Records from a data collection:
Begin
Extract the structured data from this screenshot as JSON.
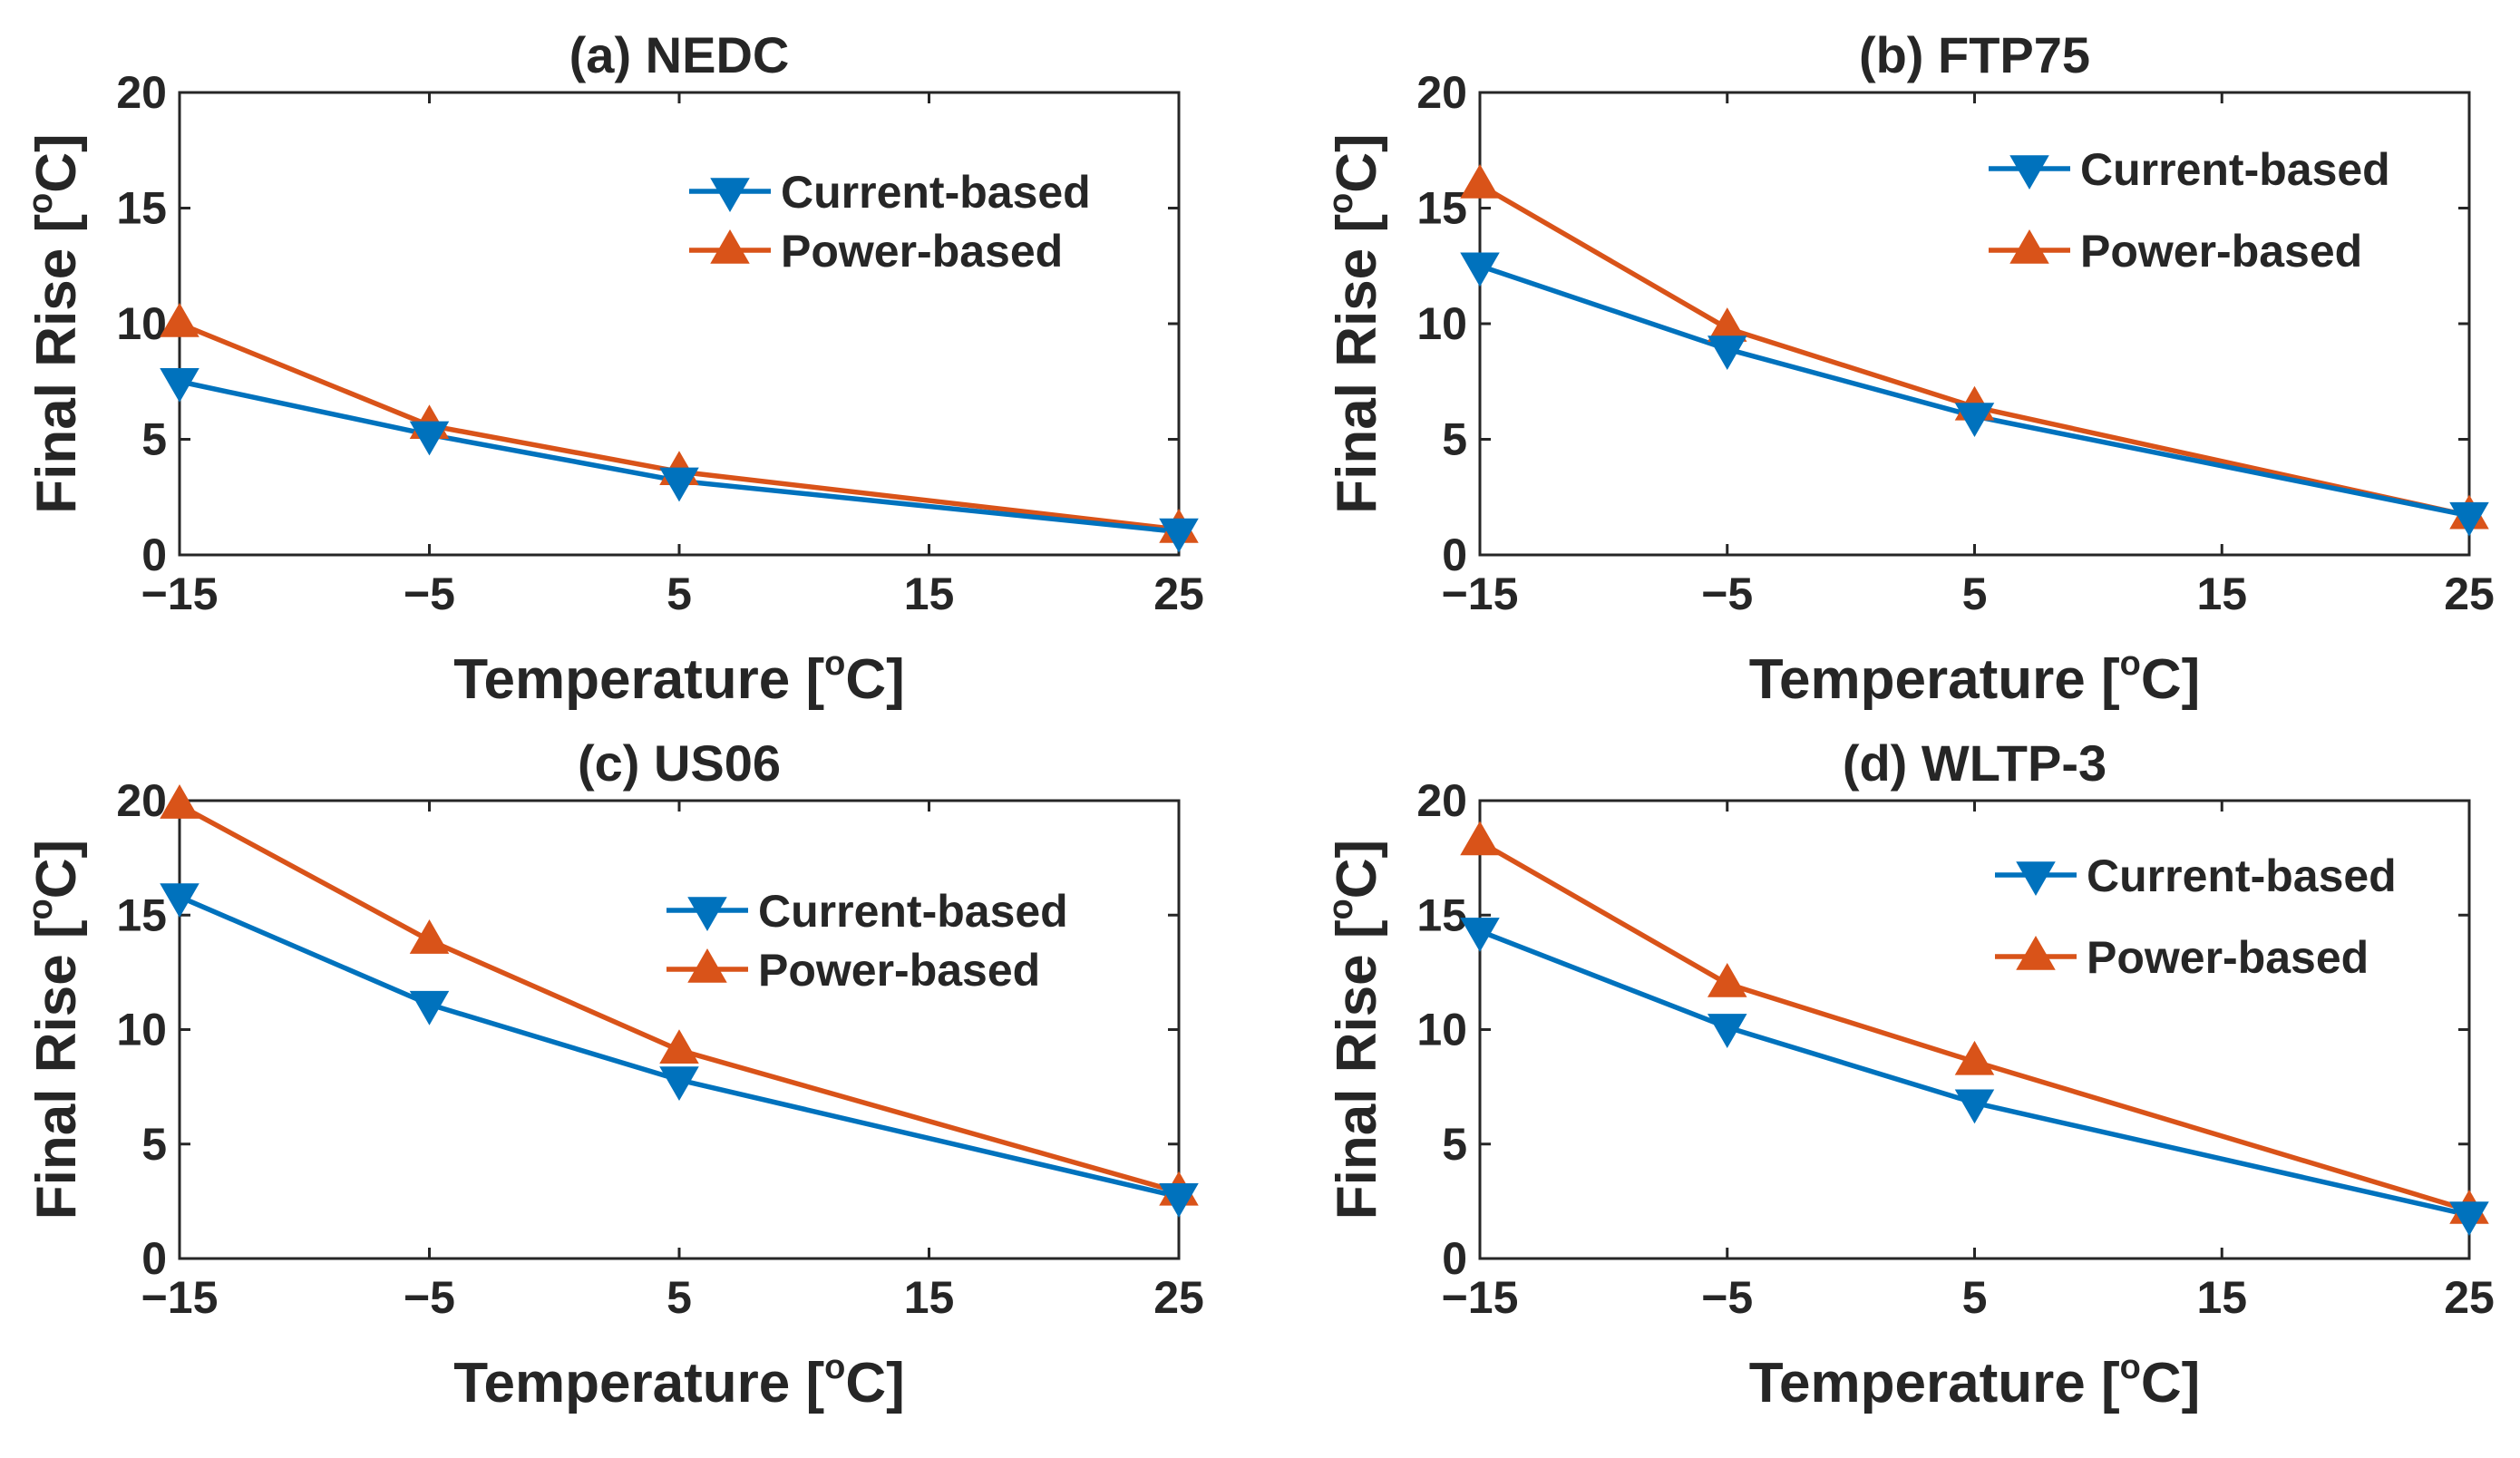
{
  "chart_data": [
    {
      "type": "line",
      "title": "(a) NEDC",
      "xlabel": "Temperature",
      "ylabel": "Final Rise",
      "unit_sup": "o",
      "unit_letter": "C",
      "x": [
        -15,
        -5,
        5,
        25
      ],
      "xticks": [
        "−15",
        "−5",
        "5",
        "15",
        "25"
      ],
      "yticks": [
        "0",
        "5",
        "10",
        "15",
        "20"
      ],
      "xlim": [
        -15,
        25
      ],
      "ylim": [
        0,
        20
      ],
      "legend_placement": "top-right",
      "series": [
        {
          "name": "Current-based",
          "values": [
            7.5,
            5.2,
            3.2,
            1.0
          ],
          "color": "#0072BD",
          "marker": "triangle-down"
        },
        {
          "name": "Power-based",
          "values": [
            10.0,
            5.6,
            3.6,
            1.1
          ],
          "color": "#D95319",
          "marker": "triangle-up"
        }
      ]
    },
    {
      "type": "line",
      "title": "(b) FTP75",
      "xlabel": "Temperature",
      "ylabel": "Final Rise",
      "unit_sup": "o",
      "unit_letter": "C",
      "x": [
        -15,
        -5,
        5,
        25
      ],
      "xticks": [
        "−15",
        "−5",
        "5",
        "15",
        "25"
      ],
      "yticks": [
        "0",
        "5",
        "10",
        "15",
        "20"
      ],
      "xlim": [
        -15,
        25
      ],
      "ylim": [
        0,
        20
      ],
      "legend_placement": "top-right",
      "series": [
        {
          "name": "Current-based",
          "values": [
            12.5,
            8.9,
            6.0,
            1.7
          ],
          "color": "#0072BD",
          "marker": "triangle-down"
        },
        {
          "name": "Power-based",
          "values": [
            16.0,
            9.8,
            6.4,
            1.7
          ],
          "color": "#D95319",
          "marker": "triangle-up"
        }
      ]
    },
    {
      "type": "line",
      "title": "(c) US06",
      "xlabel": "Temperature",
      "ylabel": "Final Rise",
      "unit_sup": "o",
      "unit_letter": "C",
      "x": [
        -15,
        -5,
        5,
        25
      ],
      "xticks": [
        "−15",
        "−5",
        "5",
        "15",
        "25"
      ],
      "yticks": [
        "0",
        "5",
        "10",
        "15",
        "20"
      ],
      "xlim": [
        -15,
        25
      ],
      "ylim": [
        0,
        20
      ],
      "legend_placement": "right",
      "series": [
        {
          "name": "Current-based",
          "values": [
            15.8,
            11.1,
            7.8,
            2.7
          ],
          "color": "#0072BD",
          "marker": "triangle-down"
        },
        {
          "name": "Power-based",
          "values": [
            19.8,
            13.9,
            9.1,
            2.9
          ],
          "color": "#D95319",
          "marker": "triangle-up"
        }
      ]
    },
    {
      "type": "line",
      "title": "(d) WLTP-3",
      "xlabel": "Temperature",
      "ylabel": "Final Rise",
      "unit_sup": "o",
      "unit_letter": "C",
      "x": [
        -15,
        -5,
        5,
        25
      ],
      "xticks": [
        "−15",
        "−5",
        "5",
        "15",
        "25"
      ],
      "yticks": [
        "0",
        "5",
        "10",
        "15",
        "20"
      ],
      "xlim": [
        -15,
        25
      ],
      "ylim": [
        0,
        20
      ],
      "legend_placement": "top-right",
      "series": [
        {
          "name": "Current-based",
          "values": [
            14.3,
            10.1,
            6.8,
            1.9
          ],
          "color": "#0072BD",
          "marker": "triangle-down"
        },
        {
          "name": "Power-based",
          "values": [
            18.2,
            12.0,
            8.6,
            2.1
          ],
          "color": "#D95319",
          "marker": "triangle-up"
        }
      ]
    }
  ]
}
End
Objective:
Print the listing above in full, exactly as written. Omit any pictures.

Exercise solution:
Extract the structured data from this screenshot as JSON.
{
  "chart_data": [
    {
      "type": "line",
      "title": "(a) NEDC",
      "xlabel": "Temperature",
      "ylabel": "Final Rise",
      "unit_sup": "o",
      "unit_letter": "C",
      "x": [
        -15,
        -5,
        5,
        25
      ],
      "xticks": [
        "−15",
        "−5",
        "5",
        "15",
        "25"
      ],
      "yticks": [
        "0",
        "5",
        "10",
        "15",
        "20"
      ],
      "xlim": [
        -15,
        25
      ],
      "ylim": [
        0,
        20
      ],
      "legend_placement": "top-right",
      "series": [
        {
          "name": "Current-based",
          "values": [
            7.5,
            5.2,
            3.2,
            1.0
          ],
          "color": "#0072BD",
          "marker": "triangle-down"
        },
        {
          "name": "Power-based",
          "values": [
            10.0,
            5.6,
            3.6,
            1.1
          ],
          "color": "#D95319",
          "marker": "triangle-up"
        }
      ]
    },
    {
      "type": "line",
      "title": "(b) FTP75",
      "xlabel": "Temperature",
      "ylabel": "Final Rise",
      "unit_sup": "o",
      "unit_letter": "C",
      "x": [
        -15,
        -5,
        5,
        25
      ],
      "xticks": [
        "−15",
        "−5",
        "5",
        "15",
        "25"
      ],
      "yticks": [
        "0",
        "5",
        "10",
        "15",
        "20"
      ],
      "xlim": [
        -15,
        25
      ],
      "ylim": [
        0,
        20
      ],
      "legend_placement": "top-right",
      "series": [
        {
          "name": "Current-based",
          "values": [
            12.5,
            8.9,
            6.0,
            1.7
          ],
          "color": "#0072BD",
          "marker": "triangle-down"
        },
        {
          "name": "Power-based",
          "values": [
            16.0,
            9.8,
            6.4,
            1.7
          ],
          "color": "#D95319",
          "marker": "triangle-up"
        }
      ]
    },
    {
      "type": "line",
      "title": "(c) US06",
      "xlabel": "Temperature",
      "ylabel": "Final Rise",
      "unit_sup": "o",
      "unit_letter": "C",
      "x": [
        -15,
        -5,
        5,
        25
      ],
      "xticks": [
        "−15",
        "−5",
        "5",
        "15",
        "25"
      ],
      "yticks": [
        "0",
        "5",
        "10",
        "15",
        "20"
      ],
      "xlim": [
        -15,
        25
      ],
      "ylim": [
        0,
        20
      ],
      "legend_placement": "right",
      "series": [
        {
          "name": "Current-based",
          "values": [
            15.8,
            11.1,
            7.8,
            2.7
          ],
          "color": "#0072BD",
          "marker": "triangle-down"
        },
        {
          "name": "Power-based",
          "values": [
            19.8,
            13.9,
            9.1,
            2.9
          ],
          "color": "#D95319",
          "marker": "triangle-up"
        }
      ]
    },
    {
      "type": "line",
      "title": "(d) WLTP-3",
      "xlabel": "Temperature",
      "ylabel": "Final Rise",
      "unit_sup": "o",
      "unit_letter": "C",
      "x": [
        -15,
        -5,
        5,
        25
      ],
      "xticks": [
        "−15",
        "−5",
        "5",
        "15",
        "25"
      ],
      "yticks": [
        "0",
        "5",
        "10",
        "15",
        "20"
      ],
      "xlim": [
        -15,
        25
      ],
      "ylim": [
        0,
        20
      ],
      "legend_placement": "top-right",
      "series": [
        {
          "name": "Current-based",
          "values": [
            14.3,
            10.1,
            6.8,
            1.9
          ],
          "color": "#0072BD",
          "marker": "triangle-down"
        },
        {
          "name": "Power-based",
          "values": [
            18.2,
            12.0,
            8.6,
            2.1
          ],
          "color": "#D95319",
          "marker": "triangle-up"
        }
      ]
    }
  ]
}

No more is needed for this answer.